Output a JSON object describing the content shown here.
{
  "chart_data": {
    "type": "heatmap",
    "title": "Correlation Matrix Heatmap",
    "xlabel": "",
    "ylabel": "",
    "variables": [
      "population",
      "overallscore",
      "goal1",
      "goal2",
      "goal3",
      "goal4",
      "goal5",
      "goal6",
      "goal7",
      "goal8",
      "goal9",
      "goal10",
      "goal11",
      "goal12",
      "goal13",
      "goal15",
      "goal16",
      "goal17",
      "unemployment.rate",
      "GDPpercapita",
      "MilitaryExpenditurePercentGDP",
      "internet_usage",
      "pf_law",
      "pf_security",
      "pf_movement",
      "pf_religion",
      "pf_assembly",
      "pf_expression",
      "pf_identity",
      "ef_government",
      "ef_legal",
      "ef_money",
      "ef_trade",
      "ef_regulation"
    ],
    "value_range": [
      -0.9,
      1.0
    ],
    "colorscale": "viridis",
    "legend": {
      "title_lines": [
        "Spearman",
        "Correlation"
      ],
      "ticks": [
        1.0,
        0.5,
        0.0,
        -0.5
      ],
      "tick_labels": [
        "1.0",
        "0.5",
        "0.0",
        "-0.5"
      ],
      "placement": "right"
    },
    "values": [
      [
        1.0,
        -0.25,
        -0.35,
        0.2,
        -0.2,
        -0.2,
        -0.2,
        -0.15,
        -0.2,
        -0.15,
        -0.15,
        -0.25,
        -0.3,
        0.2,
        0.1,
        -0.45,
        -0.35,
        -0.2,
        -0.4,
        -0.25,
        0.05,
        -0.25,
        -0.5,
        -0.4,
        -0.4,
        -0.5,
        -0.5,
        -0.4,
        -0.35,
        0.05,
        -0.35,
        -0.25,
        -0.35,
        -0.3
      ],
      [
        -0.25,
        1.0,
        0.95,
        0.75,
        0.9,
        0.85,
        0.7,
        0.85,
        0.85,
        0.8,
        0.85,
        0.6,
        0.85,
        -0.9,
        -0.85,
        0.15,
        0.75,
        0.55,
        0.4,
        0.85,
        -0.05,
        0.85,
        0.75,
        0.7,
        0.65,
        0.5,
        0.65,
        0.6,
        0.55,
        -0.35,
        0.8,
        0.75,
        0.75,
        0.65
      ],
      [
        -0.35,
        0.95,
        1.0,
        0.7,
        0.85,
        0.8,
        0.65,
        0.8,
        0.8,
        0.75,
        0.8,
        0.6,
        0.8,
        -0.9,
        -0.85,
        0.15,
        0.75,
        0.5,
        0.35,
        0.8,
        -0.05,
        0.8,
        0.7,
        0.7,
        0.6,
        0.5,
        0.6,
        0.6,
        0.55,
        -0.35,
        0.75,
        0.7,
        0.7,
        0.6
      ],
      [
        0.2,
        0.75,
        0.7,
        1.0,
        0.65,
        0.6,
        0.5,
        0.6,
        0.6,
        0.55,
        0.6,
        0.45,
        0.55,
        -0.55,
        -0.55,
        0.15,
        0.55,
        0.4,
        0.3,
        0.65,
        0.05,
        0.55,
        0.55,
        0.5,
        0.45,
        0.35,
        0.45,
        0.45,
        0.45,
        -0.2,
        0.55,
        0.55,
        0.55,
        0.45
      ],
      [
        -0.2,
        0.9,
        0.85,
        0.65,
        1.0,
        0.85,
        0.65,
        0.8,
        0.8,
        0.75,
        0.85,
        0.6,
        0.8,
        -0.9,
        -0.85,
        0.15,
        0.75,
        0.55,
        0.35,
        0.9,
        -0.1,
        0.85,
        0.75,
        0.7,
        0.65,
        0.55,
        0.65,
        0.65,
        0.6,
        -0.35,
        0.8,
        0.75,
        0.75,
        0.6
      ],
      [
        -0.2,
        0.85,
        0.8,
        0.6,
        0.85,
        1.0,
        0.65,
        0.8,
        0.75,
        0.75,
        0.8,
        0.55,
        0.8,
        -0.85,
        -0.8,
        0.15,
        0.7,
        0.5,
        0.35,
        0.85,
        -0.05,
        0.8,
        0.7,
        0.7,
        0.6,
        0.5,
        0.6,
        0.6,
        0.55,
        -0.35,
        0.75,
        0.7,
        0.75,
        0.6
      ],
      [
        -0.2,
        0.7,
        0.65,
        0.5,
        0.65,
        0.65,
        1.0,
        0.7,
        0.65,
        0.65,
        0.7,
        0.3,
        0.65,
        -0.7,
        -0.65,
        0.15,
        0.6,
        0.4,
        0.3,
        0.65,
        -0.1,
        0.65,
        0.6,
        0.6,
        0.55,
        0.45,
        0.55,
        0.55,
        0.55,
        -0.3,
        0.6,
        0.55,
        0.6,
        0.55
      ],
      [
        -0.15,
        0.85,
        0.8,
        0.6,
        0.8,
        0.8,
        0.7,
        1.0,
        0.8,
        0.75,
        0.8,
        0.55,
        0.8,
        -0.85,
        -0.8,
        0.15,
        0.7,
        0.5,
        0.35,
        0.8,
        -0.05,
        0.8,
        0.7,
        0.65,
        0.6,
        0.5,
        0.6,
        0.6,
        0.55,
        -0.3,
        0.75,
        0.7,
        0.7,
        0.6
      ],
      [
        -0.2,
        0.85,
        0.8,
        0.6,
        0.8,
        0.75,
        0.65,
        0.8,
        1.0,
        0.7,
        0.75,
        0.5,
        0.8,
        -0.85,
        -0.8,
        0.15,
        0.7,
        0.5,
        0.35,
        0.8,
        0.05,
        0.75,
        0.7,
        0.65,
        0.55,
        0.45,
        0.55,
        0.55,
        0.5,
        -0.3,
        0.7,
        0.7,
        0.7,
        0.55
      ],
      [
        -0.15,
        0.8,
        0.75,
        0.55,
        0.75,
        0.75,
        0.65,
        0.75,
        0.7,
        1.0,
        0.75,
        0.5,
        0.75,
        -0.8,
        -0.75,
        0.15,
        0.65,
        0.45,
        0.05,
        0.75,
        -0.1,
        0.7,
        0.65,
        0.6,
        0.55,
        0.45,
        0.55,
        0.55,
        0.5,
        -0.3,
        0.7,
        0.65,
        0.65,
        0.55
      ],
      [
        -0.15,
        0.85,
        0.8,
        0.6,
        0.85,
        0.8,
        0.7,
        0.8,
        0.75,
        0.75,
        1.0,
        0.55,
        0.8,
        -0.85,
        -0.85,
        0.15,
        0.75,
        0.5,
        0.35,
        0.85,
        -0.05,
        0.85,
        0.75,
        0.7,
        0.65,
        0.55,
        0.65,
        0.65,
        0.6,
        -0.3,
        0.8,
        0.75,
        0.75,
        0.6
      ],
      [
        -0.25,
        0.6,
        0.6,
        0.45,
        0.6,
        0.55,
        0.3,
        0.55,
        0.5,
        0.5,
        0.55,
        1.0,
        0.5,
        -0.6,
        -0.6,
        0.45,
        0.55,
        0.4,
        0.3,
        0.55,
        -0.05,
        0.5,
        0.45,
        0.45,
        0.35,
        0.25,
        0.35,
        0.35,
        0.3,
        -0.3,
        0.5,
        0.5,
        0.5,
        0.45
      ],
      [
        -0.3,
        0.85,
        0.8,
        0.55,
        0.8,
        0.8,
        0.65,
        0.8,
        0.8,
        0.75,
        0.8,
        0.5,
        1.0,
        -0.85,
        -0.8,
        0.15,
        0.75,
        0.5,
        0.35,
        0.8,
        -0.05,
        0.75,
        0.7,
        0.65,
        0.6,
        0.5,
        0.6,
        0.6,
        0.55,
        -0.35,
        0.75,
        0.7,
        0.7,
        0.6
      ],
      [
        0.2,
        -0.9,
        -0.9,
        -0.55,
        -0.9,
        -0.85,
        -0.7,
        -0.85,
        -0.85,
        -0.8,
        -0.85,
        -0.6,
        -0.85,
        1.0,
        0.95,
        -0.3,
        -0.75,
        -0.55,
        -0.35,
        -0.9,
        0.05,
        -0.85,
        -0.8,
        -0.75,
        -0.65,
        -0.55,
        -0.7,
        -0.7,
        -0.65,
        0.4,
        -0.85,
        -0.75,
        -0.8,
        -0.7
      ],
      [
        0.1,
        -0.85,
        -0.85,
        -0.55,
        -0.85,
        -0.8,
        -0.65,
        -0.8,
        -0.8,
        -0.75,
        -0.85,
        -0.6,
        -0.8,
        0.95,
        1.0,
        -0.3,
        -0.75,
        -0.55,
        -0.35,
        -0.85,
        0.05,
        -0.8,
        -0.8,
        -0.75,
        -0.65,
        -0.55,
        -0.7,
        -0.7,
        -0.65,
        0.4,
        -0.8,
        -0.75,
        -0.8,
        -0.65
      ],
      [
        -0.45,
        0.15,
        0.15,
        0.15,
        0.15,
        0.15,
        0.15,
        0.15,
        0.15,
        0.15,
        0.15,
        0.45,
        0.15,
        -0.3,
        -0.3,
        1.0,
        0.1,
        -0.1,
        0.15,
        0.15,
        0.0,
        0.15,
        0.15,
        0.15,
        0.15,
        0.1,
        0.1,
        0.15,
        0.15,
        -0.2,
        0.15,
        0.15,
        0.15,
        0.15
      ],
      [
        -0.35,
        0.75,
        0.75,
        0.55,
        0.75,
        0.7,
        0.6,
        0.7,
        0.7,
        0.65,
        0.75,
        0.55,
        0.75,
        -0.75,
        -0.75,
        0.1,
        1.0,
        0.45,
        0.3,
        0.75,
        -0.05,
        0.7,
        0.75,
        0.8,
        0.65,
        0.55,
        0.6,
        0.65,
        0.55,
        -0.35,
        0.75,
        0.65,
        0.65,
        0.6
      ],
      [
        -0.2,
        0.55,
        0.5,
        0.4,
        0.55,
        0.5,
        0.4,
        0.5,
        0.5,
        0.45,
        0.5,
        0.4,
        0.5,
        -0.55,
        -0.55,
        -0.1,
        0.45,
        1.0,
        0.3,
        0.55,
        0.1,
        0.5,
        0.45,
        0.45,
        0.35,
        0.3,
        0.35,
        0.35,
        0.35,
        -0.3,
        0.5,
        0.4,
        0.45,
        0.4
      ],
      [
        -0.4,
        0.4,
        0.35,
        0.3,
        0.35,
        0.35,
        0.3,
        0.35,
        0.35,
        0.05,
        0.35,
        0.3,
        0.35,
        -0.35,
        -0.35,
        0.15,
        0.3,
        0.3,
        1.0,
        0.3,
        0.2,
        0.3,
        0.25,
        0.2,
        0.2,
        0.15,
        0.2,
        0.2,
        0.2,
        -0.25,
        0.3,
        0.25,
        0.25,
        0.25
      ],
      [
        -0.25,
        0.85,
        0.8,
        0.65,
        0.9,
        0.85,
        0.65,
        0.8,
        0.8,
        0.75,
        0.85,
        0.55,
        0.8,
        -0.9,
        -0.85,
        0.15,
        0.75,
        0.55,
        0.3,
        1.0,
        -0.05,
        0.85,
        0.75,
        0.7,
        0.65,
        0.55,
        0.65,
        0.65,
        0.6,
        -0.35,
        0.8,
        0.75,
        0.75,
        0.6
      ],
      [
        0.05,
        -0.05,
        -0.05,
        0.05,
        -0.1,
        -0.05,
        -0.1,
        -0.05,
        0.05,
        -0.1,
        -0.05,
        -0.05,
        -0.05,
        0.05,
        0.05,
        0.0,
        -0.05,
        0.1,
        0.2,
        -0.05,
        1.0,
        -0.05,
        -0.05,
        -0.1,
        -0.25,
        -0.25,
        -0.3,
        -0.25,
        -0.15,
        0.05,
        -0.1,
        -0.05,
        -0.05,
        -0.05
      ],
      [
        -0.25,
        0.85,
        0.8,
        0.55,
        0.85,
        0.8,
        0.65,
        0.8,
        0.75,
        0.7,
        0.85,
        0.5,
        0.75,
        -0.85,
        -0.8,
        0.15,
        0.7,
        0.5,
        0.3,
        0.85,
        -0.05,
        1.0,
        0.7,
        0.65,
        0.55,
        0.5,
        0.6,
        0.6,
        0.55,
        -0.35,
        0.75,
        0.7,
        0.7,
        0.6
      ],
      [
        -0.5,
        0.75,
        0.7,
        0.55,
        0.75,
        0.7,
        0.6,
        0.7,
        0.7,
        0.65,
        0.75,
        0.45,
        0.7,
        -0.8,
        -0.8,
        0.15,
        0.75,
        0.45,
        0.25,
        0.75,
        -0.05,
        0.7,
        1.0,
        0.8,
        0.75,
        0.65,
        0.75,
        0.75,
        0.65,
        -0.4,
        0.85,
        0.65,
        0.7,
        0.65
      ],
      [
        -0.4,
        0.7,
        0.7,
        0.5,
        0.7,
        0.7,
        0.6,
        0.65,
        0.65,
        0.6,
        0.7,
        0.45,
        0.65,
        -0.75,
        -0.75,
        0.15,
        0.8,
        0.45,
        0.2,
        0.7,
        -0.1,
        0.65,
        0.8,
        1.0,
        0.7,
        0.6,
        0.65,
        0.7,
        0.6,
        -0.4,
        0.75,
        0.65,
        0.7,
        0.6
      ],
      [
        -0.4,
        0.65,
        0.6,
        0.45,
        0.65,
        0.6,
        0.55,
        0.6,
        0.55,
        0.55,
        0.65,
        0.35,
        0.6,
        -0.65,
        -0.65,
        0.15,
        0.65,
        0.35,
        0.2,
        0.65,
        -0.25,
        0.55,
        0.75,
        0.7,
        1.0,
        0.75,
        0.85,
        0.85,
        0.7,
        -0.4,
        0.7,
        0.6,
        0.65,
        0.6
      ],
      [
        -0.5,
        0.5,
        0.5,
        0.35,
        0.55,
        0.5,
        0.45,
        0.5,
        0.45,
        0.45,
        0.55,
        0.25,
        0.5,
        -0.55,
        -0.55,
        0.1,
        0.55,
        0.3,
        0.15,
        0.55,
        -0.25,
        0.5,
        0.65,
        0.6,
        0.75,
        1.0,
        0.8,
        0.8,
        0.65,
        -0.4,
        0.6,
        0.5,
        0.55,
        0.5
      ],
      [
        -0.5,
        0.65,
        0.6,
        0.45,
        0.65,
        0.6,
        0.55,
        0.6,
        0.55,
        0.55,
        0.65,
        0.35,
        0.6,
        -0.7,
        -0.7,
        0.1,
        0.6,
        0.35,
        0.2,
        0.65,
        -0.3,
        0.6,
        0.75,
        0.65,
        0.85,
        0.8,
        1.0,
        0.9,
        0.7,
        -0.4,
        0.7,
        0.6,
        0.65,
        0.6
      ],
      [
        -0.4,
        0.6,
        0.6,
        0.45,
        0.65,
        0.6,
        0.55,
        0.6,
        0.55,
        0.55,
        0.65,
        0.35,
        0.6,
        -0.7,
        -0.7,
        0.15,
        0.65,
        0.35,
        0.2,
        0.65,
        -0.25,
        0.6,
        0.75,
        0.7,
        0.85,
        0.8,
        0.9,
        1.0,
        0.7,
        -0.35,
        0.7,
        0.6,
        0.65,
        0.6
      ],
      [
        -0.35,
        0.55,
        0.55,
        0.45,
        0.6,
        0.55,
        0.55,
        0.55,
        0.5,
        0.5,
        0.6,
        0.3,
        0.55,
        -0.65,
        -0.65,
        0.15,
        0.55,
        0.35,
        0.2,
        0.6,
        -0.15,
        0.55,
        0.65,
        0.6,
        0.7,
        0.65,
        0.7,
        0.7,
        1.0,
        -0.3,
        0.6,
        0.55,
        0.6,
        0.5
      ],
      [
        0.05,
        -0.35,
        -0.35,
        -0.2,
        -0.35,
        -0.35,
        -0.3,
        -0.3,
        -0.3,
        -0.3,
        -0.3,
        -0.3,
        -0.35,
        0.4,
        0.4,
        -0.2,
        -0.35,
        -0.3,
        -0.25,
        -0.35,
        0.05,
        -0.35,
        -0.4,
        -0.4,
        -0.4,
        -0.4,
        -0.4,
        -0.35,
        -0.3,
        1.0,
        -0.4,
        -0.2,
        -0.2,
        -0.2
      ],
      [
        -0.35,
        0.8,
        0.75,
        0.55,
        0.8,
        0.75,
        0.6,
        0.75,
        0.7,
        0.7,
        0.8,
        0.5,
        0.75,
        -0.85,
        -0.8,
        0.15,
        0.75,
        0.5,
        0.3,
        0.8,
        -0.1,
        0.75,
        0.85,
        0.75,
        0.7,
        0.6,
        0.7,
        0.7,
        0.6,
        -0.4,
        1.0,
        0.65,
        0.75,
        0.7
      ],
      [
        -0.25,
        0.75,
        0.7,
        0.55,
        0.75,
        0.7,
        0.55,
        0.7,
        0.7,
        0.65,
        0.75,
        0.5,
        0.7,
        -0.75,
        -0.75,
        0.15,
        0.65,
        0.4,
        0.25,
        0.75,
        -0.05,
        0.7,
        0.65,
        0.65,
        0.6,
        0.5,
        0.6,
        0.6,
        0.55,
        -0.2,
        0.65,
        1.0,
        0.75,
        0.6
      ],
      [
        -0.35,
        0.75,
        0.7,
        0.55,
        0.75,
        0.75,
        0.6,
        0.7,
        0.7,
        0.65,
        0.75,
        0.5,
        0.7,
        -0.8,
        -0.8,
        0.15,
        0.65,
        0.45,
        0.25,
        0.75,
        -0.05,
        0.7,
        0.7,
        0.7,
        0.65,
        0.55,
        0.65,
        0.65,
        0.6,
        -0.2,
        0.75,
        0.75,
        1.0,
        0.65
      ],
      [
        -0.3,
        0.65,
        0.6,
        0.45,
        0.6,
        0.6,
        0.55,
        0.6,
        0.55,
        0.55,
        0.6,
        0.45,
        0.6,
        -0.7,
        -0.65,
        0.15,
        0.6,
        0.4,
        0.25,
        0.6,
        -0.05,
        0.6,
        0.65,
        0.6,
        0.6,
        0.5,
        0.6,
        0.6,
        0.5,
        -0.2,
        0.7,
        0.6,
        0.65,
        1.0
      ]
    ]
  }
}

————————

TASK DETAILS – In the lines above, find each one with "Correlation" and list it.

THE SOLUTION –
    "title": "Correlation Matrix Heatmap",
        "Correlation"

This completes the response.